TEXT BLOCK

+--

As I wrote earlier in this same topic, both NTFS and Apple's HFS are proprietary. Those solutions that exist were figured out on their own by the companies who make them. Such as Paragon's apps to write NTFS from a Mac, or their sister product that allows Windows users to read from and write to a Mac drive. In other words, neither is 100% compatible with either architecture. What they offer works, but not necessarily perfectly.


But either Paragon's or Tuxera's offerings are a billion times safer to use than an unsupported and undocumented Terminal hack.

Sep 5, 2016 9:47 AM in response to JOFORUP

More reasons not to migrate to Mac OS and more reasons to press regulators to get Apple to start unbundling the hidden muck-ups of their hardware and operating systems.

What hidden muck-ups? That NTFS access came along with the BSD Unix base OS X was built over. Perhaps regulators should go after all of those people who contribute their time for free to the open source BSD Unix code? And hey! Why stop there. They should go after all of that hidden and undocumented stuff in Windows, too. It only takes a few minutes online to find hundreds of things you can do with Windows that aren't officially documented anywhere on Microsoft's site.

Still a great schoolchildren platform though.

I see. Still stuck in the incredibly childish platform war mentality. If a computer does what you need it to do, it's a good computer. But I guess I can still use those grade school apps on my Mac to get work done. You know, useless stuff for kids like the Adobe CC suite, Microsoft Office, Quark XPress, etc.

Sep 5, 2016 3:01 PM in response to Csound1

"You will be better served by using Windows, which never has problems"

Ahhh, reminds me of my former Systems Support Analysts' pasquinade comments about Micro(expletive) products, those numerous, chronic deleterious, nocuous (read: corporate disasters) episodes before finally listening to an in-law and migrating to a more productive, far more stable platform (Apple OS).

+--

WORK INSTRUCTION
Retype the passage of the forum thread that begins with the words containing "I see. Still" and ends with "platform (Apple OS).". The records have nothing to do with the forum thread.

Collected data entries
+--

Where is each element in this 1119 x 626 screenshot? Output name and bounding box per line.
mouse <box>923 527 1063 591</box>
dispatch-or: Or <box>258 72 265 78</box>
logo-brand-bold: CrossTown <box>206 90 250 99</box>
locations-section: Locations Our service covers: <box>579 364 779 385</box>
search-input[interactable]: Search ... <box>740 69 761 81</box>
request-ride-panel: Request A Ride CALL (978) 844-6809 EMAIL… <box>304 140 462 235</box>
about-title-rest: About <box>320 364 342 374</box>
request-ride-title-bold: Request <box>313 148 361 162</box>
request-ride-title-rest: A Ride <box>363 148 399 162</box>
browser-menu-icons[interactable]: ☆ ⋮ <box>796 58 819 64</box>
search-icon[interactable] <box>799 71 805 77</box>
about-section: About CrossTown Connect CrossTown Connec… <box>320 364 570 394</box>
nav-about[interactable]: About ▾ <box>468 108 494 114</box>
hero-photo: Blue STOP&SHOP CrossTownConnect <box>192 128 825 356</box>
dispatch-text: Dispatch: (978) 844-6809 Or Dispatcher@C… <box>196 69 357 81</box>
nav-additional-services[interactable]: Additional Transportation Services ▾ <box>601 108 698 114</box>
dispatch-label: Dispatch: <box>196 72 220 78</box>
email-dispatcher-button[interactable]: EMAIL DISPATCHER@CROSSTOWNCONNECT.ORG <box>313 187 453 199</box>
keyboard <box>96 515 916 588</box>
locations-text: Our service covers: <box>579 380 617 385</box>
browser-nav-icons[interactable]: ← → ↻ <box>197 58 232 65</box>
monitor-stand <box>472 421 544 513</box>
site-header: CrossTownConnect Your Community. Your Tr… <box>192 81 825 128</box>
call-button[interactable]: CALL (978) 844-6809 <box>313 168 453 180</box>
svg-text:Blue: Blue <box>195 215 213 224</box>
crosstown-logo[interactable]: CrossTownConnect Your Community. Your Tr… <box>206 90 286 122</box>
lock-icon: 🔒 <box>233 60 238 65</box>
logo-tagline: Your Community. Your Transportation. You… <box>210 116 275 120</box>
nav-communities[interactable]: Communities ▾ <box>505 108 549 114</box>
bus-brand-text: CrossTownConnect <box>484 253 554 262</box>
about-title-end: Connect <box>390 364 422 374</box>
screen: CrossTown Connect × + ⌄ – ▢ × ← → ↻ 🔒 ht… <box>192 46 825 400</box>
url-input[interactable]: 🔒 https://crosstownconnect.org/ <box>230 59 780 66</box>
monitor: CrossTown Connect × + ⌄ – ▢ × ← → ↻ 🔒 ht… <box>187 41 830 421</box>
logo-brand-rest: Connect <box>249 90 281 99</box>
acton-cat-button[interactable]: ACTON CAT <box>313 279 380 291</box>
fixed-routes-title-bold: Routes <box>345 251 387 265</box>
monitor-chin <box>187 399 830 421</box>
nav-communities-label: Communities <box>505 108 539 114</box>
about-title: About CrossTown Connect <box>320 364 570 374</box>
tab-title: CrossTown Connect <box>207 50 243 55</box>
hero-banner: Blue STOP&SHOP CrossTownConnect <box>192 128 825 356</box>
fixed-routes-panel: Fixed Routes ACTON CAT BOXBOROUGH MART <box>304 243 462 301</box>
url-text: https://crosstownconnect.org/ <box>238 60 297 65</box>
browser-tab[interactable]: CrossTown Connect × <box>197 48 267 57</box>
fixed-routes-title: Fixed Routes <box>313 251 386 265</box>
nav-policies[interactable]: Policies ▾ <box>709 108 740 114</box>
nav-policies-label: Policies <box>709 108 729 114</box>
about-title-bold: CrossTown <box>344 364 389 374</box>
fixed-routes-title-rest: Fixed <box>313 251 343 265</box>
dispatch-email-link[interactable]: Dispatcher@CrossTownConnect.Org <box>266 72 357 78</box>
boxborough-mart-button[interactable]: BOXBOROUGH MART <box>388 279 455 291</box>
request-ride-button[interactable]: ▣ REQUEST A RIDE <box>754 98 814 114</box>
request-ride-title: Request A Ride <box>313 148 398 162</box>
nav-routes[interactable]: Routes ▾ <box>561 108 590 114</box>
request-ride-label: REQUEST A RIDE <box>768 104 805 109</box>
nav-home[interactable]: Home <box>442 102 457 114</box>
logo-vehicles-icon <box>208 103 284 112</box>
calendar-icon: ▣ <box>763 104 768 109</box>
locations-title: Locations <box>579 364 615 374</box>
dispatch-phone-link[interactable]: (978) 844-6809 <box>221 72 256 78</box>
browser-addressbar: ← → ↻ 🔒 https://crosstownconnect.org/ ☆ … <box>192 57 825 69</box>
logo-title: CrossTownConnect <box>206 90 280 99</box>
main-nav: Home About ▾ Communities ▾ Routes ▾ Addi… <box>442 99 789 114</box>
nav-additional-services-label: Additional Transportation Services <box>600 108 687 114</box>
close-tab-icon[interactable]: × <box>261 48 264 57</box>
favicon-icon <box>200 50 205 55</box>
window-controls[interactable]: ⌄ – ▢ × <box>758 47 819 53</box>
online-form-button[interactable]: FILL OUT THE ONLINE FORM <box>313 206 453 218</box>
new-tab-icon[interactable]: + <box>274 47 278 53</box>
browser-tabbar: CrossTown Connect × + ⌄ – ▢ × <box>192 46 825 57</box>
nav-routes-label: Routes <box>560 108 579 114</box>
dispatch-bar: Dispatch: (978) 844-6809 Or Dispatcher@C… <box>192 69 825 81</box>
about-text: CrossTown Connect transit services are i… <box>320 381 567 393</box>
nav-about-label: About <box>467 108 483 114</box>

+--

EXERCISE RESPONSE
I see. Still stuck in the incredibly childish platform war mentality. If a computer does what you need it to do, it's a good computer. But I guess I can still use those grade school apps on my Mac to get work done. You know, useless stuff for kids like the Adobe CC suite, Microsoft Office, Quark XPress, etc.

Sep 5, 2016 3:01 PM in response to Csound1

"You will be better served by using Windows, which never has problems"

Ahhh, reminds me of my former Systems Support Analysts' pasquinade comments about Micro(expletive) products, those numerous, chronic deleterious, nocuous (read: corporate disasters) episodes before finally listening to an in-law and migrating to a more productive, far more stable platform (Apple OS).